# Ashley Insert Questions and Suggestions



## Fly840 (Nov 2, 2011)

I am sure if I had the time I could dig for most of my questions, however, I do not and would appreciate any re-direction or even direct answers to my questions.  Thank you in advance.

I purchased a used Ashley stove yesterday for my fireplace.  I have attached a picture and besides the Ashley logo, there are no other identifying marks on the stove, i.e. year etc.  I consulted my chimney sweep on some issues and he will be assessing my situation soon.  I installed the stove last night and lit her up.  BTW, I live in the Atlanta area.  My chimney sweep said that most, and he said about 90%, of the chimneys that he sweeps that have inserts, do not have a direct connection from the stove to the chimney.  Another words, they open the damper, push it in and let her rip.  From my readings on here, I think that is probably not the best way to do things with these devices.  The stove has a built in thermometer, brand name Condar, Catalytic Thermometer.  It has a Normal Range of 500-1700 degrees.  When I lit her last night, I left the ash door open to provide air until things got going.  When the stove reached 800 degrees with a pretty good fire going, I closed the ash door.  I can not read the markings on the damper, but because of the characteristics of the fire, it appears that wide open is to the right.  With the damper open and the ash door closed, I immediately lost my flame and the stove began to cool.  Also, when I open the door to add wood, I get a good amount of smoke into the room.  I am fairly confident that this is a draft problem.  One other thing, my hearth is thick rock and the stove does not quite make it directly under my flue.  My firewood is well seasoned, dry red oak.  It lit and burned great with the ash door open.  I have burned many cords of wood in this fireplace with no problem, except that most of the heat went up the chimney

First, would you agree that I have a draft problem at this time?

Do you recommend a metal shop manufacturing me a rectangular connector to piping that would go from my stove into my chimney?  all the way to the top of my chimney? single or double?  The house is about 30 years old and it is a non masonry chimney.

I have probably forgotten something but look forward to your assistance.

Bill


----------



## weezer4117 (Nov 2, 2011)

Where on the stove did you read 800*? What kind of chimney do you have if it isnt masonary?


----------



## begreen (Nov 2, 2011)

The insert looks to be in good condition. I've never seen an Ashley insert before. Keep looking around for a model number. Usually it is on the UL tag on the back or side of the stove. 

By all means get a transition collar made and get the chimney fully lined. I would also consider working with a CSIA certified sweep in the future. That person would have given you better advice. If 90% of his installs are slammers, he is setting up many potentially dangerous installations. You should not need to use the ash pan door to start the fire. This can damage the grate and other parts in the stove. Once it has a good liner, it should start fine without having to do this.


----------



## Fly840 (Nov 2, 2011)

weezer4117 said:
			
		

> Where on the stove did you read 800*? What kind of chimney do you have if it isnt masonary?




There is a thermometer dead center above the door.  It got up to 800 degrees.  Chimney is about an 8 inch pipe.  It is not a brick chimney.  Pretty standard here in the south.

Bill


----------



## Fly840 (Nov 2, 2011)

=== Required task A ===
In the forum thread on the Ashley insert, what normal range is given for the stove's built-in thermometer?
=== Required task B ===
Transcribe everything in the forum thread from "First, would you" down to "weezer4117 (Nov 2, 2011)".

=== Data section ===

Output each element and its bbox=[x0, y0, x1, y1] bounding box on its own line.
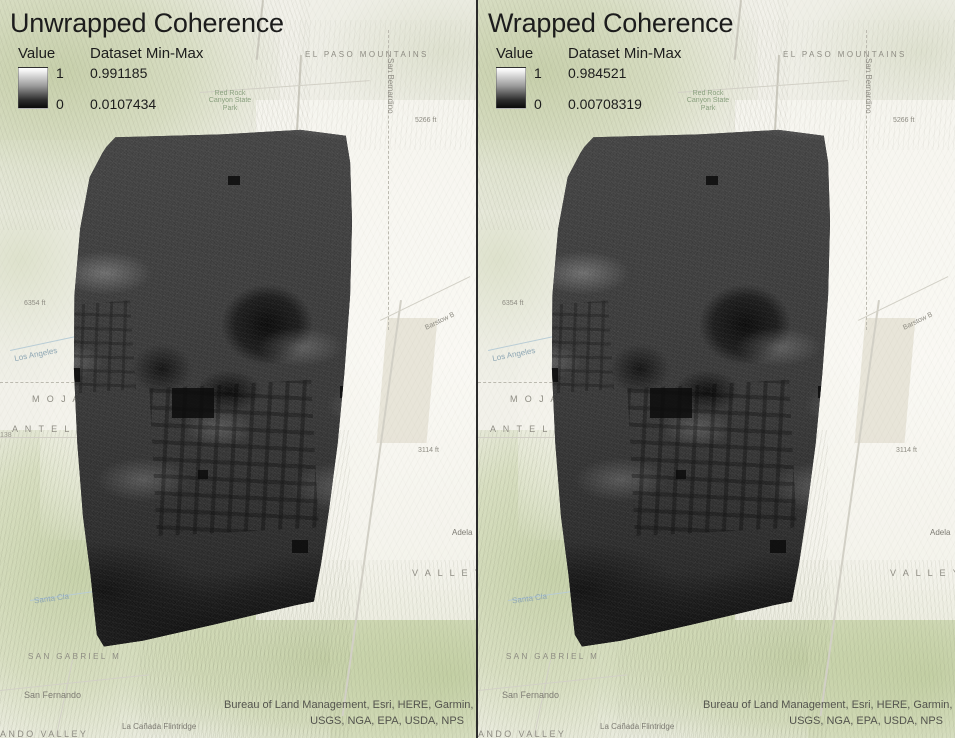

=== Expected output A ===
500-1700 degrees.

=== Expected output B ===
First, would you agree that I have a draft problem at this time?

Do you recommend a metal shop manufacturing me a rectangular connector to piping that would go from my stove into my chimney?  all the way to the top of my chimney? single or double?  The house is about 30 years old and it is a non masonry chimney.

I have probably forgotten something but look forward to your assistance.

Bill


----------



## weezer4117 (Nov 2, 2011)